* _SET PROBLEM_
Return the records exactly as they are.

++++++++

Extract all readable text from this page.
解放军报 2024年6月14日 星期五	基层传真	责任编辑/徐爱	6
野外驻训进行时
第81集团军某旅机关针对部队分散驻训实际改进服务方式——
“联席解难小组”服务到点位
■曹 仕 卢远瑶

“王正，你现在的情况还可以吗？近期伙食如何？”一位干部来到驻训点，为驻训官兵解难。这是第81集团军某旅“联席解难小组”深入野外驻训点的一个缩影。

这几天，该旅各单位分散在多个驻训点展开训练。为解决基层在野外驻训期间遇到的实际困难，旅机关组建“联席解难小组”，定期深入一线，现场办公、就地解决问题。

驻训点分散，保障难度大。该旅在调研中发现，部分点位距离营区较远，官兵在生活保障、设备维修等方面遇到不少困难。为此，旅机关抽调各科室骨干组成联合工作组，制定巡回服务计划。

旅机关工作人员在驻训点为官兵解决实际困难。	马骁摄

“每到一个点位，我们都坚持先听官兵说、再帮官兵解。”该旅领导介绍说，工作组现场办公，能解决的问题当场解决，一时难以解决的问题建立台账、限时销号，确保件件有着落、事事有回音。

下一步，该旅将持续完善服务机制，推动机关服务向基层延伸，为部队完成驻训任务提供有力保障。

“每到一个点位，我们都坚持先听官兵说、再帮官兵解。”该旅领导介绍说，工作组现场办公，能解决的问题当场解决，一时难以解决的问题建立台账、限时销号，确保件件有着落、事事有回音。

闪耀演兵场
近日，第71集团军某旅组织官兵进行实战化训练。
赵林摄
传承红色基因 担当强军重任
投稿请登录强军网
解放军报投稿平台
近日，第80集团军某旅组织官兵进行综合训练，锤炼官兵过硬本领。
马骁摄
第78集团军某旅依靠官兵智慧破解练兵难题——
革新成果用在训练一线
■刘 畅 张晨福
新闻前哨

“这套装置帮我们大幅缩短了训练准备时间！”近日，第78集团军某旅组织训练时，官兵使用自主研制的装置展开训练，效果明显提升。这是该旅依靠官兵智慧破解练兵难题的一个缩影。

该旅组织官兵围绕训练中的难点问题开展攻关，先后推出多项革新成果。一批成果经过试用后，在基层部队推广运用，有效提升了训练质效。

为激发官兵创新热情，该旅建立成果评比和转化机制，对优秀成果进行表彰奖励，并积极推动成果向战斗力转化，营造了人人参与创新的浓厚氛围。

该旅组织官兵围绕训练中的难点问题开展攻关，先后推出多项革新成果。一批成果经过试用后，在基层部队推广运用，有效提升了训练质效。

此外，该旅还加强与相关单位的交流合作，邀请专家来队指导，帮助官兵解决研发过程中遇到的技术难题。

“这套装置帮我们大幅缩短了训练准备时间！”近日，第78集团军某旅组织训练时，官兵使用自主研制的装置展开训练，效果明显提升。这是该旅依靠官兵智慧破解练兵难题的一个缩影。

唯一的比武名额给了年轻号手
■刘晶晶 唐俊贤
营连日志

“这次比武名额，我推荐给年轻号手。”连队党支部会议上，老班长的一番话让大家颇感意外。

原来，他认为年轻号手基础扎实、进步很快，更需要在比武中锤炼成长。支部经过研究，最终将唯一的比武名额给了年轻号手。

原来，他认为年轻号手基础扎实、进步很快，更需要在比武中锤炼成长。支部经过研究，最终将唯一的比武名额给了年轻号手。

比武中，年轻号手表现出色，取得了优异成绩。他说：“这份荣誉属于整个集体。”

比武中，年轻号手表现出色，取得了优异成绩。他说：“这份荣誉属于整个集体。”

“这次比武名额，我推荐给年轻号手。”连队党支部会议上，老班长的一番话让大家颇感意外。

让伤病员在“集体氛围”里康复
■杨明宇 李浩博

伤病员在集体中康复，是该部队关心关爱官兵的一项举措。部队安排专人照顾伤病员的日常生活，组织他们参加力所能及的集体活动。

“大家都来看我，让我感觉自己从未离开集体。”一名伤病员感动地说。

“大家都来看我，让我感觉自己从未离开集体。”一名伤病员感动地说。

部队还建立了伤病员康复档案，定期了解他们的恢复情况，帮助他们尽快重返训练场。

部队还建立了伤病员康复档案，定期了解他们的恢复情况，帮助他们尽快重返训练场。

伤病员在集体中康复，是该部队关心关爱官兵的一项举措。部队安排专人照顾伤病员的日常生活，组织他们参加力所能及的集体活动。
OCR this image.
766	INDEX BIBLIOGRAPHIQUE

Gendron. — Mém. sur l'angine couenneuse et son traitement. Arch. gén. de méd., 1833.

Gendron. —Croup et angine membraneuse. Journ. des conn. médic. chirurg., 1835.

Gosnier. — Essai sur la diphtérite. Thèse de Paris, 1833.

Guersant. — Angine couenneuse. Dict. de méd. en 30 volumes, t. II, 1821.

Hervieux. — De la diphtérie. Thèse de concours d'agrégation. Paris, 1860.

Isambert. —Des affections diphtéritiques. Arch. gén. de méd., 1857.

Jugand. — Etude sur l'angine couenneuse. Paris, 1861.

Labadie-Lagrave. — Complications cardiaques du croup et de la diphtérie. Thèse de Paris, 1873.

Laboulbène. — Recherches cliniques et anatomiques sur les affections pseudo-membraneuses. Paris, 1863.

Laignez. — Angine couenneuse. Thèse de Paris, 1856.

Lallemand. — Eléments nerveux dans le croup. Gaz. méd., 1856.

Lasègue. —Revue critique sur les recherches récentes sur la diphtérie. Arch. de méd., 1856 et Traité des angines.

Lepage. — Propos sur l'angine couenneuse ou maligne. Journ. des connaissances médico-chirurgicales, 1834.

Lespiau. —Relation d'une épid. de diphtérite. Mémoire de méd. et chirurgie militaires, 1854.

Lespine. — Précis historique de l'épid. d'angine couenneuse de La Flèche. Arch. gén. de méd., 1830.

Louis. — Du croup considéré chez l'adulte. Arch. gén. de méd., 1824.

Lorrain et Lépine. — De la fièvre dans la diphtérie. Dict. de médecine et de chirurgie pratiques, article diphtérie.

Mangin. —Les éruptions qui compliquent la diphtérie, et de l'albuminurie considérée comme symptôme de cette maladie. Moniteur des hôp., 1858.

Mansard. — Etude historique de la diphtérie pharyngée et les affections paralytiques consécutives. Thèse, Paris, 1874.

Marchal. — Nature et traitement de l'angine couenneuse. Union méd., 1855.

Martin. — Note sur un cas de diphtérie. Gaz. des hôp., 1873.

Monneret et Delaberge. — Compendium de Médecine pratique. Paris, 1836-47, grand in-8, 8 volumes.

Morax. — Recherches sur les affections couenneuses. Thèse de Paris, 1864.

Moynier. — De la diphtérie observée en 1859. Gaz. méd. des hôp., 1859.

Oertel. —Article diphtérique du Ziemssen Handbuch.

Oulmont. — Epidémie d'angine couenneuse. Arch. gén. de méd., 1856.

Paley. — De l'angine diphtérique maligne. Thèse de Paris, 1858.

++++++++

* _RESULT BELOW_
Extract all readable text from this page.
解放军报 2024年6月14日 星期五	基层传真	责任编辑/徐爱	6
野外驻训进行时
第81集团军某旅机关针对部队分散驻训实际改进服务方式——
“联席解难小组”服务到点位
■曹 仕 卢远瑶

“王正，你现在的情况还可以吗？近期伙食如何？”一位干部来到驻训点，为驻训官兵解难。这是第81集团军某旅“联席解难小组”深入野外驻训点的一个缩影。

这几天，该旅各单位分散在多个驻训点展开训练。为解决基层在野外驻训期间遇到的实际困难，旅机关组建“联席解难小组”，定期深入一线，现场办公、就地解决问题。

驻训点分散，保障难度大。该旅在调研中发现，部分点位距离营区较远，官兵在生活保障、设备维修等方面遇到不少困难。为此，旅机关抽调各科室骨干组成联合工作组，制定巡回服务计划。

旅机关工作人员在驻训点为官兵解决实际困难。	马骁摄

“每到一个点位，我们都坚持先听官兵说、再帮官兵解。”该旅领导介绍说，工作组现场办公，能解决的问题当场解决，一时难以解决的问题建立台账、限时销号，确保件件有着落、事事有回音。

下一步，该旅将持续完善服务机制，推动机关服务向基层延伸，为部队完成驻训任务提供有力保障。

“每到一个点位，我们都坚持先听官兵说、再帮官兵解。”该旅领导介绍说，工作组现场办公，能解决的问题当场解决，一时难以解决的问题建立台账、限时销号，确保件件有着落、事事有回音。

闪耀演兵场
近日，第71集团军某旅组织官兵进行实战化训练。
赵林摄
传承红色基因 担当强军重任
投稿请登录强军网
解放军报投稿平台
近日，第80集团军某旅组织官兵进行综合训练，锤炼官兵过硬本领。
马骁摄
第78集团军某旅依靠官兵智慧破解练兵难题——
革新成果用在训练一线
■刘 畅 张晨福
新闻前哨

“这套装置帮我们大幅缩短了训练准备时间！”近日，第78集团军某旅组织训练时，官兵使用自主研制的装置展开训练，效果明显提升。这是该旅依靠官兵智慧破解练兵难题的一个缩影。

该旅组织官兵围绕训练中的难点问题开展攻关，先后推出多项革新成果。一批成果经过试用后，在基层部队推广运用，有效提升了训练质效。

为激发官兵创新热情，该旅建立成果评比和转化机制，对优秀成果进行表彰奖励，并积极推动成果向战斗力转化，营造了人人参与创新的浓厚氛围。

该旅组织官兵围绕训练中的难点问题开展攻关，先后推出多项革新成果。一批成果经过试用后，在基层部队推广运用，有效提升了训练质效。

此外，该旅还加强与相关单位的交流合作，邀请专家来队指导，帮助官兵解决研发过程中遇到的技术难题。

“这套装置帮我们大幅缩短了训练准备时间！”近日，第78集团军某旅组织训练时，官兵使用自主研制的装置展开训练，效果明显提升。这是该旅依靠官兵智慧破解练兵难题的一个缩影。

唯一的比武名额给了年轻号手
■刘晶晶 唐俊贤
营连日志

“这次比武名额，我推荐给年轻号手。”连队党支部会议上，老班长的一番话让大家颇感意外。

原来，他认为年轻号手基础扎实、进步很快，更需要在比武中锤炼成长。支部经过研究，最终将唯一的比武名额给了年轻号手。

原来，他认为年轻号手基础扎实、进步很快，更需要在比武中锤炼成长。支部经过研究，最终将唯一的比武名额给了年轻号手。

比武中，年轻号手表现出色，取得了优异成绩。他说：“这份荣誉属于整个集体。”

比武中，年轻号手表现出色，取得了优异成绩。他说：“这份荣誉属于整个集体。”

“这次比武名额，我推荐给年轻号手。”连队党支部会议上，老班长的一番话让大家颇感意外。

让伤病员在“集体氛围”里康复
■杨明宇 李浩博

伤病员在集体中康复，是该部队关心关爱官兵的一项举措。部队安排专人照顾伤病员的日常生活，组织他们参加力所能及的集体活动。

“大家都来看我，让我感觉自己从未离开集体。”一名伤病员感动地说。

“大家都来看我，让我感觉自己从未离开集体。”一名伤病员感动地说。

部队还建立了伤病员康复档案，定期了解他们的恢复情况，帮助他们尽快重返训练场。

部队还建立了伤病员康复档案，定期了解他们的恢复情况，帮助他们尽快重返训练场。

伤病员在集体中康复，是该部队关心关爱官兵的一项举措。部队安排专人照顾伤病员的日常生活，组织他们参加力所能及的集体活动。
OCR this image.
766	INDEX BIBLIOGRAPHIQUE

Gendron. — Mém. sur l'angine couenneuse et son traitement. Arch. gén. de méd., 1833.

Gendron. —Croup et angine membraneuse. Journ. des conn. médic. chirurg., 1835.

Gosnier. — Essai sur la diphtérite. Thèse de Paris, 1833.

Guersant. — Angine couenneuse. Dict. de méd. en 30 volumes, t. II, 1821.

Hervieux. — De la diphtérie. Thèse de concours d'agrégation. Paris, 1860.

Isambert. —Des affections diphtéritiques. Arch. gén. de méd., 1857.

Jugand. — Etude sur l'angine couenneuse. Paris, 1861.

Labadie-Lagrave. — Complications cardiaques du croup et de la diphtérie. Thèse de Paris, 1873.

Laboulbène. — Recherches cliniques et anatomiques sur les affections pseudo-membraneuses. Paris, 1863.

Laignez. — Angine couenneuse. Thèse de Paris, 1856.

Lallemand. — Eléments nerveux dans le croup. Gaz. méd., 1856.

Lasègue. —Revue critique sur les recherches récentes sur la diphtérie. Arch. de méd., 1856 et Traité des angines.

Lepage. — Propos sur l'angine couenneuse ou maligne. Journ. des connaissances médico-chirurgicales, 1834.

Lespiau. —Relation d'une épid. de diphtérite. Mémoire de méd. et chirurgie militaires, 1854.

Lespine. — Précis historique de l'épid. d'angine couenneuse de La Flèche. Arch. gén. de méd., 1830.

Louis. — Du croup considéré chez l'adulte. Arch. gén. de méd., 1824.

Lorrain et Lépine. — De la fièvre dans la diphtérie. Dict. de médecine et de chirurgie pratiques, article diphtérie.

Mangin. —Les éruptions qui compliquent la diphtérie, et de l'albuminurie considérée comme symptôme de cette maladie. Moniteur des hôp., 1858.

Mansard. — Etude historique de la diphtérie pharyngée et les affections paralytiques consécutives. Thèse, Paris, 1874.

Marchal. — Nature et traitement de l'angine couenneuse. Union méd., 1855.

Martin. — Note sur un cas de diphtérie. Gaz. des hôp., 1873.

Monneret et Delaberge. — Compendium de Médecine pratique. Paris, 1836-47, grand in-8, 8 volumes.

Morax. — Recherches sur les affections couenneuses. Thèse de Paris, 1864.

Moynier. — De la diphtérie observée en 1859. Gaz. méd. des hôp., 1859.

Oertel. —Article diphtérique du Ziemssen Handbuch.

Oulmont. — Epidémie d'angine couenneuse. Arch. gén. de méd., 1856.

Paley. — De l'angine diphtérique maligne. Thèse de Paris, 1858.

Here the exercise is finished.